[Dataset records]
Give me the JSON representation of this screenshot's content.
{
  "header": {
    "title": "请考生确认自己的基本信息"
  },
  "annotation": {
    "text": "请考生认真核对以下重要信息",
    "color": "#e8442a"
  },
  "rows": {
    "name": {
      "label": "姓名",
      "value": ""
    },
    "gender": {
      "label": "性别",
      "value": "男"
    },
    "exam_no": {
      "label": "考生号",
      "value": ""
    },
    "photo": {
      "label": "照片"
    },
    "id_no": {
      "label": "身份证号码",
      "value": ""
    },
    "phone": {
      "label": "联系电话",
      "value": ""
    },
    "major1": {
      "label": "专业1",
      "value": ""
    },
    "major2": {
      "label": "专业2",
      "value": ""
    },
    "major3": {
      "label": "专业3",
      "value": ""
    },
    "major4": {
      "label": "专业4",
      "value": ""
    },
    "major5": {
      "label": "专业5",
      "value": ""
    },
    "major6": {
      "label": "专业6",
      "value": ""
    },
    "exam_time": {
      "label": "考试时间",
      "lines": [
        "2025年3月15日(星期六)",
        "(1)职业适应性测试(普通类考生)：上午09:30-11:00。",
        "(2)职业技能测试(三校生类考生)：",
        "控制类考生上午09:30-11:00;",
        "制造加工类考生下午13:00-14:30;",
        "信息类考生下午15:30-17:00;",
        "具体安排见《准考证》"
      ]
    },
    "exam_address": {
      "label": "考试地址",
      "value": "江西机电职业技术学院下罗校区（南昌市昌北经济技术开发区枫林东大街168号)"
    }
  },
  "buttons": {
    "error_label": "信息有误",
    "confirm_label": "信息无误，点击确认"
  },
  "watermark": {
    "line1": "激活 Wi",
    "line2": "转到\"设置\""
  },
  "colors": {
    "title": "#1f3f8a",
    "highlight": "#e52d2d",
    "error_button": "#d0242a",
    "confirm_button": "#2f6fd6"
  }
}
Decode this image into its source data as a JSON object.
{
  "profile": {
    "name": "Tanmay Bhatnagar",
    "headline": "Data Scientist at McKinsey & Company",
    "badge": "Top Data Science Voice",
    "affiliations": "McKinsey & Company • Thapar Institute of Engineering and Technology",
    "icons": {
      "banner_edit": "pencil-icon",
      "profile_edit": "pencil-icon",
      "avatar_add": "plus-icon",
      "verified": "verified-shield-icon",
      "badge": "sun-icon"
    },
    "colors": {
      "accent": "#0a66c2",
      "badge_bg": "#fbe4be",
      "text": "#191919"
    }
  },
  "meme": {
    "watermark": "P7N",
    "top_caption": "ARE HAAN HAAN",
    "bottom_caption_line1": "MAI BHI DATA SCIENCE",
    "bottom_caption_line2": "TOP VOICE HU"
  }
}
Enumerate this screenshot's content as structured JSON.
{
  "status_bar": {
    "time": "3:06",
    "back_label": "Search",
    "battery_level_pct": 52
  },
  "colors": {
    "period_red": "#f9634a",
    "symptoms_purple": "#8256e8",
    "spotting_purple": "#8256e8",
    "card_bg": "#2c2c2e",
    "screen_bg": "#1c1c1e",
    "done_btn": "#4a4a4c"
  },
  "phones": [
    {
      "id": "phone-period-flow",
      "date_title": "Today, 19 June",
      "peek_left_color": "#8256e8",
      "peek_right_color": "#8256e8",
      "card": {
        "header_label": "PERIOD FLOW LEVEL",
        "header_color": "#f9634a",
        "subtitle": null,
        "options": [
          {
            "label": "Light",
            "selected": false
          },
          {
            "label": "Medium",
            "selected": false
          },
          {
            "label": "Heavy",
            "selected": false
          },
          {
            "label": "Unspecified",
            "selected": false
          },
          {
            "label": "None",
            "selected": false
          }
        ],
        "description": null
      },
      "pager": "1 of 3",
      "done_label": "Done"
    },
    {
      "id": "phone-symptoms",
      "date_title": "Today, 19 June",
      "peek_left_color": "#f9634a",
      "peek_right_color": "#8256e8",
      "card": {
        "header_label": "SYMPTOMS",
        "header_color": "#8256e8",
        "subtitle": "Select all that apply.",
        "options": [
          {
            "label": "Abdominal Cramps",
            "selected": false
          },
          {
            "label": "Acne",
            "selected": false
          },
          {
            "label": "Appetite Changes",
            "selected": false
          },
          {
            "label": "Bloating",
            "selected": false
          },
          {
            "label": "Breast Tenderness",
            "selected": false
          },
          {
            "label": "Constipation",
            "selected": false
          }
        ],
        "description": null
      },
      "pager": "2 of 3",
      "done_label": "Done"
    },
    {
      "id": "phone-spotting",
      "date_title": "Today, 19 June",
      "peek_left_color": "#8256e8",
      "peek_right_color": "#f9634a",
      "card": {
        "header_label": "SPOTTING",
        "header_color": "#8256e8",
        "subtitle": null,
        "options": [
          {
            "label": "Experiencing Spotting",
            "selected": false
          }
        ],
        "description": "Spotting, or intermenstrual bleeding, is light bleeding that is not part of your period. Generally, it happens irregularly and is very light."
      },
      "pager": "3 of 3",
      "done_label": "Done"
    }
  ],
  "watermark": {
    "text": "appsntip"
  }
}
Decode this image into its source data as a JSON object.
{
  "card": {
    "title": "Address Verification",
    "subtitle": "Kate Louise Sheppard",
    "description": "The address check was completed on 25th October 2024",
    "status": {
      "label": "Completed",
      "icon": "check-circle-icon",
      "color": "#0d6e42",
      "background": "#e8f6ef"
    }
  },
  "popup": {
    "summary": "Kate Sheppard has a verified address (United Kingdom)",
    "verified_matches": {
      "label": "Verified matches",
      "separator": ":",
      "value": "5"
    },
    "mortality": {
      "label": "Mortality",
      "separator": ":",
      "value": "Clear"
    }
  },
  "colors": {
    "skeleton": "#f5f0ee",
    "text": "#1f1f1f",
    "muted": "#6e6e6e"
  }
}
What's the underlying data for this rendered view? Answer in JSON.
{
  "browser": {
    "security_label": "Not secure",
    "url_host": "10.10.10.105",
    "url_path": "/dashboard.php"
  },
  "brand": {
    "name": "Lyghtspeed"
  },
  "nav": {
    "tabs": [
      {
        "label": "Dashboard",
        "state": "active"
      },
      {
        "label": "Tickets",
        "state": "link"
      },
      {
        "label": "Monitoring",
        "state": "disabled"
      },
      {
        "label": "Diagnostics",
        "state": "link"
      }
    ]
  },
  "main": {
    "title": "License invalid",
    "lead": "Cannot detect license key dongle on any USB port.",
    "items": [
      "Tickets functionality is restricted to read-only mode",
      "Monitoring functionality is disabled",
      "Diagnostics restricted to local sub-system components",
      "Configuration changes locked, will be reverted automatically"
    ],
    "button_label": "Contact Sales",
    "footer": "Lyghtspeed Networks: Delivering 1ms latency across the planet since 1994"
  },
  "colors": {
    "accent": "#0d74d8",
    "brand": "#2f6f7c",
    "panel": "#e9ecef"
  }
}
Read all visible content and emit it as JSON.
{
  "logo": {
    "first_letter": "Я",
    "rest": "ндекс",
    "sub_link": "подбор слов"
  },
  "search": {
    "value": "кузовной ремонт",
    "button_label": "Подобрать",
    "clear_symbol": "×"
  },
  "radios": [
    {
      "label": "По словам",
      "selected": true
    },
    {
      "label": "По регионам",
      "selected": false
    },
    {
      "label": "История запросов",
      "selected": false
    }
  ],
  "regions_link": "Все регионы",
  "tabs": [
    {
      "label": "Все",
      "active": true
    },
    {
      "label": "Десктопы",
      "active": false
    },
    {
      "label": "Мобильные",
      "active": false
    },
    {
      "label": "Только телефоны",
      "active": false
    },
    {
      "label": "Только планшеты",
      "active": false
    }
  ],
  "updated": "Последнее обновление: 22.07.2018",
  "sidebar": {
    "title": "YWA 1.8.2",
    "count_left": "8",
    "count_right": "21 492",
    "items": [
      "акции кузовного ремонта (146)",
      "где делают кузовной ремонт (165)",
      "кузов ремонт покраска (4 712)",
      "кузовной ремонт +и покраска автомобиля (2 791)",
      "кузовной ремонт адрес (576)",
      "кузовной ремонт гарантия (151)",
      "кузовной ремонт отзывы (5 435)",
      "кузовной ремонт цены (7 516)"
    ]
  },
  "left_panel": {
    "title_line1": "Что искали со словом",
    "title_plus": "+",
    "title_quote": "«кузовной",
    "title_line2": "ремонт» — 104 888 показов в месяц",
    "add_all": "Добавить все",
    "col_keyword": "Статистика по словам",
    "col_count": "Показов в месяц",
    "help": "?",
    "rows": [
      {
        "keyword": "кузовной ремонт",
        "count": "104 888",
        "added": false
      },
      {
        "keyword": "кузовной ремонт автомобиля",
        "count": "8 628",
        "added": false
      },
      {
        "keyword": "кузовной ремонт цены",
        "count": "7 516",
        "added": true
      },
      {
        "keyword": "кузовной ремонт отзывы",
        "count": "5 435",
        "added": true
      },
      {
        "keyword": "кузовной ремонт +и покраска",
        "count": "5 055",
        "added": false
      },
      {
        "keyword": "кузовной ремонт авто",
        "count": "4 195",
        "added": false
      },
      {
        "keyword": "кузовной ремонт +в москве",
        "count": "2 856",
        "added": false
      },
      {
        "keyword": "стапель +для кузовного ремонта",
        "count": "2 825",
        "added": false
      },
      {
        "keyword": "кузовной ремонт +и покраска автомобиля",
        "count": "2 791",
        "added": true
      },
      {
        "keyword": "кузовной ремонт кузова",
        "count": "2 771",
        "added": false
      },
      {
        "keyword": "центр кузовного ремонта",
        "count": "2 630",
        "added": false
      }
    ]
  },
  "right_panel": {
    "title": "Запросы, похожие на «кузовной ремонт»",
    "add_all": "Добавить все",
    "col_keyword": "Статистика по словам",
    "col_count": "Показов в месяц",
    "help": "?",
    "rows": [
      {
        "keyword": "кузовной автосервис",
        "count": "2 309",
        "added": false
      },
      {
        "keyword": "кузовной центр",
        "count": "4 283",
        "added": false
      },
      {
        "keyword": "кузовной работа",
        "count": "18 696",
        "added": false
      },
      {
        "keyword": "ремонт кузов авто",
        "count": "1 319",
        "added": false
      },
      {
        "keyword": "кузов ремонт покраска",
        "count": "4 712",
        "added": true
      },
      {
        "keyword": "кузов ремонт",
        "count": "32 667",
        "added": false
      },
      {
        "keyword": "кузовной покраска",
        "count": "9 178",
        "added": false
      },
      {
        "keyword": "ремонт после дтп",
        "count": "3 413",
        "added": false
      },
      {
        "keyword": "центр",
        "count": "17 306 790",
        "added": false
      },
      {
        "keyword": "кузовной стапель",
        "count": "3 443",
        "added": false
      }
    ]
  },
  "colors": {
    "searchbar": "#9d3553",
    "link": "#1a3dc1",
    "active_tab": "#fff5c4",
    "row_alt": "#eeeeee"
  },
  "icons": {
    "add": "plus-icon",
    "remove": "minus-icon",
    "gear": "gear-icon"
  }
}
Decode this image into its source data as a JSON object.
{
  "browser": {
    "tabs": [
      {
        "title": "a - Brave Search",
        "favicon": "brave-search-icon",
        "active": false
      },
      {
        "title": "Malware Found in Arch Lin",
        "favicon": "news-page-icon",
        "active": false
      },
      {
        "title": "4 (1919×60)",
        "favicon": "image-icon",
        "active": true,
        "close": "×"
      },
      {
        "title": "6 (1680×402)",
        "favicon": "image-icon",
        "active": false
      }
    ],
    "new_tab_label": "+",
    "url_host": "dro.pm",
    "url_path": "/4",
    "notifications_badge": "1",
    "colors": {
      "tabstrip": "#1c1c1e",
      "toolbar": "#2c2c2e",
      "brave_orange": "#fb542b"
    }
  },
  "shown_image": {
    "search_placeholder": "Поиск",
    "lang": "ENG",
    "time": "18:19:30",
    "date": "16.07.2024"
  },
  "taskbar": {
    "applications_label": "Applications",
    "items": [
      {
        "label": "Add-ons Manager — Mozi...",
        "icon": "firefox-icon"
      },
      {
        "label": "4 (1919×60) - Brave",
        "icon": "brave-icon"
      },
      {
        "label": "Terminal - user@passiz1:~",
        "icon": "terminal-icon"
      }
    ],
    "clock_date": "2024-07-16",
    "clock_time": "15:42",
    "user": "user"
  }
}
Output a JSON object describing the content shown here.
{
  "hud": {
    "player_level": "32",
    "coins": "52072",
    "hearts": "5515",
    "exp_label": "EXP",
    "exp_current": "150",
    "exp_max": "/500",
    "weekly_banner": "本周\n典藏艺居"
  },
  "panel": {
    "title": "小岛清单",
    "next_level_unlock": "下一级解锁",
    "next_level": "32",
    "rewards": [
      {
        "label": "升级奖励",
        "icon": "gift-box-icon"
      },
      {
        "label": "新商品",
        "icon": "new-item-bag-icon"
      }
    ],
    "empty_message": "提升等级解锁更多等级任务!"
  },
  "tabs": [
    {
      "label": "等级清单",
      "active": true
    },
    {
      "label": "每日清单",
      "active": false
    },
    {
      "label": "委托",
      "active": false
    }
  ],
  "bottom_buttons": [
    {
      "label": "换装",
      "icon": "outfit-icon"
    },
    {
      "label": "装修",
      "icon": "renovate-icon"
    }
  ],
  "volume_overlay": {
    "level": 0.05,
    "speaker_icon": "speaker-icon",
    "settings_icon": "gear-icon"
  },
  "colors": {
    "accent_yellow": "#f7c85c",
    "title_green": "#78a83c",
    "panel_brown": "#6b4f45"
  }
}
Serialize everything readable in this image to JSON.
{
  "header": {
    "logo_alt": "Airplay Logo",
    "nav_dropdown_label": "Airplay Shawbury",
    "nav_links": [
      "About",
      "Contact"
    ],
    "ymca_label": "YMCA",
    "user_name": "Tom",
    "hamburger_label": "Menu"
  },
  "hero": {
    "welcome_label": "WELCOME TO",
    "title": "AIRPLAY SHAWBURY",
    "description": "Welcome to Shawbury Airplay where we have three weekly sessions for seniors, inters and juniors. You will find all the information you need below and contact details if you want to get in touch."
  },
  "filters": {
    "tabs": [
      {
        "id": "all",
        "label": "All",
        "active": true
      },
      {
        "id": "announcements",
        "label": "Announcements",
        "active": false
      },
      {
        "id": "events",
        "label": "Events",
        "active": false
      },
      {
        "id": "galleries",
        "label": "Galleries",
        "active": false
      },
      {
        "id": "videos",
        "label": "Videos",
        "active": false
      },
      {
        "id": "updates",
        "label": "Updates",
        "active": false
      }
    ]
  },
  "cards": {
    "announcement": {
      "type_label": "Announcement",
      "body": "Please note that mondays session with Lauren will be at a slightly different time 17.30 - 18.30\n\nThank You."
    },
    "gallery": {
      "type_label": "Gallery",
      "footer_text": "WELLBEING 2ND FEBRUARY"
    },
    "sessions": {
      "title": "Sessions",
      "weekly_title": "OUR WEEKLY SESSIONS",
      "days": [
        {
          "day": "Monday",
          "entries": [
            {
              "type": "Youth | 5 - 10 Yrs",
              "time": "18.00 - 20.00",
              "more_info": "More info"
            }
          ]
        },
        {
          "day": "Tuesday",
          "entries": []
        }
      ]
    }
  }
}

### Prompt
Look through the lines above and collect those with the word "screenshot".

### Solution to this problem
Give me the JSON representation of this screenshot's content.
Enumerate this screenshot's content as structured JSON.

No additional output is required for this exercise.